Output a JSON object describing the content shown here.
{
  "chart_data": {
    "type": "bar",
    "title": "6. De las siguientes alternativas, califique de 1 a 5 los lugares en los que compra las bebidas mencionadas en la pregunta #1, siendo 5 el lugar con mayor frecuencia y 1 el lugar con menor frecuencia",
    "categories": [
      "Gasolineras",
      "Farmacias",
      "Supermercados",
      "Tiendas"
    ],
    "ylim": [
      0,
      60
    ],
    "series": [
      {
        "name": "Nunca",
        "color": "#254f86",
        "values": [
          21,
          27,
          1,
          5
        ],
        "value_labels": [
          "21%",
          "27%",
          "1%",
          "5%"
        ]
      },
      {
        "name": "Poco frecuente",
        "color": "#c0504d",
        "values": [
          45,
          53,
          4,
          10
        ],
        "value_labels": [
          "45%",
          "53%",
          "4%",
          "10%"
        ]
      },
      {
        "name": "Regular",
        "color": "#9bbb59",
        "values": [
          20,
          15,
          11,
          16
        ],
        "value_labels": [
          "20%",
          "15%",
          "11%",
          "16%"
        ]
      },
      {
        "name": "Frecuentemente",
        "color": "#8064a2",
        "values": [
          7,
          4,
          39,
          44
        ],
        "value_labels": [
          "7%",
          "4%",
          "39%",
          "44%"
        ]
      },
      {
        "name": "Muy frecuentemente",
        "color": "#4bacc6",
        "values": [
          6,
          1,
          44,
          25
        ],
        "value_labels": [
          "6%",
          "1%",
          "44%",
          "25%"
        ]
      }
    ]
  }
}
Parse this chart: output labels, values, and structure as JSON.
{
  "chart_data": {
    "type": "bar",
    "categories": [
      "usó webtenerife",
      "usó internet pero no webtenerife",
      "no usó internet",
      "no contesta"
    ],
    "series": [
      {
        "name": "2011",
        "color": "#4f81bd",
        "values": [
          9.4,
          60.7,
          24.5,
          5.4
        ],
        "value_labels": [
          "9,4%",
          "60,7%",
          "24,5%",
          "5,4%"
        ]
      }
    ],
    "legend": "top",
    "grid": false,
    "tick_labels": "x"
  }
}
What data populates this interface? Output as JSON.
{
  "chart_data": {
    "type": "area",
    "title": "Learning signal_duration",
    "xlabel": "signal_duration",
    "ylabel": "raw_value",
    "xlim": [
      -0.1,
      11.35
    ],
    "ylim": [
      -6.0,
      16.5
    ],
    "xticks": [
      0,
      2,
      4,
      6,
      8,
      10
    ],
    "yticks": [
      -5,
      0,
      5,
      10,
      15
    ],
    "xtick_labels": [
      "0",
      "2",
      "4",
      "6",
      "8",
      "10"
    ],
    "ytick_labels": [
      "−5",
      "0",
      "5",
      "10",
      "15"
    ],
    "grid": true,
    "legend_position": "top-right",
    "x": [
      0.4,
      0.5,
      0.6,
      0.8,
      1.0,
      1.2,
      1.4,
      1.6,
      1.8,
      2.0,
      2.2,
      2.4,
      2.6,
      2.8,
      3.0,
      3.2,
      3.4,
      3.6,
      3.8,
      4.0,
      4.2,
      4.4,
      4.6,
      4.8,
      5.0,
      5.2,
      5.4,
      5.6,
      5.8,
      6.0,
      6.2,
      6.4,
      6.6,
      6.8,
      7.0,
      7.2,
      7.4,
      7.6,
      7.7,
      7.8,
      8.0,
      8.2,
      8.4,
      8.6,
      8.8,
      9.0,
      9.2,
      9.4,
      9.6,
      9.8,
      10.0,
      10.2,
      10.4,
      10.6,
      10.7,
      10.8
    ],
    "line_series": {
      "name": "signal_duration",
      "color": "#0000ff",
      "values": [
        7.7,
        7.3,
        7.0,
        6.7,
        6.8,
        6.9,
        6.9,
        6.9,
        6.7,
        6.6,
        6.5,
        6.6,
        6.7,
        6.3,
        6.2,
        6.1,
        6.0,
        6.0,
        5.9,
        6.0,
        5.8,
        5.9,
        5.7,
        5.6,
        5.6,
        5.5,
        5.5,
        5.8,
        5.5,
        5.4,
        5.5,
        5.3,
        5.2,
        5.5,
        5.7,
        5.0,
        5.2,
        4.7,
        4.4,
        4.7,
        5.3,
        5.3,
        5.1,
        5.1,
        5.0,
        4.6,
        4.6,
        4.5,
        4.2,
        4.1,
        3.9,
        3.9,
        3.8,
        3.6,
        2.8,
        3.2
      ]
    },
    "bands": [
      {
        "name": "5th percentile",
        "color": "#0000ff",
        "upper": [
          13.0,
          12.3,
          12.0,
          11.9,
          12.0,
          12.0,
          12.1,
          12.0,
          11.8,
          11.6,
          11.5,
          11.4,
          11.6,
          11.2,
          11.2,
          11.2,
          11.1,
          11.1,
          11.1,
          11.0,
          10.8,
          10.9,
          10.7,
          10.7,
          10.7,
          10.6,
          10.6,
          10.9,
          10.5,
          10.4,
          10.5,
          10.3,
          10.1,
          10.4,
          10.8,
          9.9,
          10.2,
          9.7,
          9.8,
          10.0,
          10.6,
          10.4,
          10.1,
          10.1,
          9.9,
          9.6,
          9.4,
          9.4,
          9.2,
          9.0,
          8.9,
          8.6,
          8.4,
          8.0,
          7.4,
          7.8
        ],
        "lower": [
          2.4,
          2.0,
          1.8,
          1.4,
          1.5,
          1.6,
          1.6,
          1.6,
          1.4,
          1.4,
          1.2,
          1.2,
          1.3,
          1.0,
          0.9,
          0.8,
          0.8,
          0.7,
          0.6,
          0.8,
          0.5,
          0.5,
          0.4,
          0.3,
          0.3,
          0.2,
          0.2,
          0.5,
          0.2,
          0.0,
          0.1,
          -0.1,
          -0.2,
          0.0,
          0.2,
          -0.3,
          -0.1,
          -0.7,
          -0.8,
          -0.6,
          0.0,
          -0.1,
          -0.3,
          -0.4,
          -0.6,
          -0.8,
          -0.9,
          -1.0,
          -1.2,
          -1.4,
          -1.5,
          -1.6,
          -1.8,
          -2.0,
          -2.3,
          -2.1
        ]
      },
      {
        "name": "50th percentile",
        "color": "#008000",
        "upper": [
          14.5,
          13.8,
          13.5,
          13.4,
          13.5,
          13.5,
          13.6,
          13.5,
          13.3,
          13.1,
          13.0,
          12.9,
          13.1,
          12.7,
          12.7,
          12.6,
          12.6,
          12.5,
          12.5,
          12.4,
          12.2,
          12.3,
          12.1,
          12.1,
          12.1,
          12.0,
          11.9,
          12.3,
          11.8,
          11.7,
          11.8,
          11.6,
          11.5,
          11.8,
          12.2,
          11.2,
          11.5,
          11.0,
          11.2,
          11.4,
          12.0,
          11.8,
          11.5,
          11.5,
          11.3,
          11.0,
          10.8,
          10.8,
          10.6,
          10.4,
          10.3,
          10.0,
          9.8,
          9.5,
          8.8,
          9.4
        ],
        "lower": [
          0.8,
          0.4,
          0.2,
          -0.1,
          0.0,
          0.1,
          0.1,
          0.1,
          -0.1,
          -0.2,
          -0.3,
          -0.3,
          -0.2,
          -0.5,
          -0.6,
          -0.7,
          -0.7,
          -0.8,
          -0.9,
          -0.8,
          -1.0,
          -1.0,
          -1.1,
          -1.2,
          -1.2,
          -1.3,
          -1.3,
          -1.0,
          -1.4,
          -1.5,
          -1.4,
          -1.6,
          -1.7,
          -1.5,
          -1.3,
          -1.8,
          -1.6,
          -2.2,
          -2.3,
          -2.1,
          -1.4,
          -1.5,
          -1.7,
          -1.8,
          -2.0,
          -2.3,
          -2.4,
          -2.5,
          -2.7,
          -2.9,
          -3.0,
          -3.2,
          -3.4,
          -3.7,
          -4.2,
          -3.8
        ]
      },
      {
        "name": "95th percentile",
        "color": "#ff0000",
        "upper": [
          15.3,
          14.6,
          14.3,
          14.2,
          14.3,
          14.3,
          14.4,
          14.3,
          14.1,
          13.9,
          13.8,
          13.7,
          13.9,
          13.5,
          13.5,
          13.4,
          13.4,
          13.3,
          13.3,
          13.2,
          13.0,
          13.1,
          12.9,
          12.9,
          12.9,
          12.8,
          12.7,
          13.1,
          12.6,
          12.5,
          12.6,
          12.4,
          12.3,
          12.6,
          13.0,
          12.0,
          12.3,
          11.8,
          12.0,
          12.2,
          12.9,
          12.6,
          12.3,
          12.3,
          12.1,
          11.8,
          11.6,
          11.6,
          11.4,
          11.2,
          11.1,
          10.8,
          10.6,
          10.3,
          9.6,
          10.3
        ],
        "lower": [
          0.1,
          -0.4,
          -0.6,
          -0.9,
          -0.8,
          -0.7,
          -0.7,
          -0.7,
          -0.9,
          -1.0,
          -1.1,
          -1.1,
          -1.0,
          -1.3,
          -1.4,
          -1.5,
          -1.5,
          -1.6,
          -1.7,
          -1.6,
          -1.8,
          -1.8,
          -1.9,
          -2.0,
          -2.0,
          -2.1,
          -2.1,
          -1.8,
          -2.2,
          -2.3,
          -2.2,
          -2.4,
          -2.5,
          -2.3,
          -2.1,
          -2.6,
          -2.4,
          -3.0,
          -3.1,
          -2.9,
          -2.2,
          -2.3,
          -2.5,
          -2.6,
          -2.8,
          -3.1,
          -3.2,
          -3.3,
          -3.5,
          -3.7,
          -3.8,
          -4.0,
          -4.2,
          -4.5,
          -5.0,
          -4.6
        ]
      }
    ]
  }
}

++++++++

Exercise prompt:
Within the material above, find the lines that contain the word "color"; copy them.

Finished answer:
        "color": "#254f86",
        "color": "#c0504d",
        "color": "#9bbb59",
        "color": "#8064a2",
        "color": "#4bacc6",
        "color": "#4f81bd",
      "color": "#0000ff",
        "color": "#0000ff",
        "color": "#008000",
        "color": "#ff0000",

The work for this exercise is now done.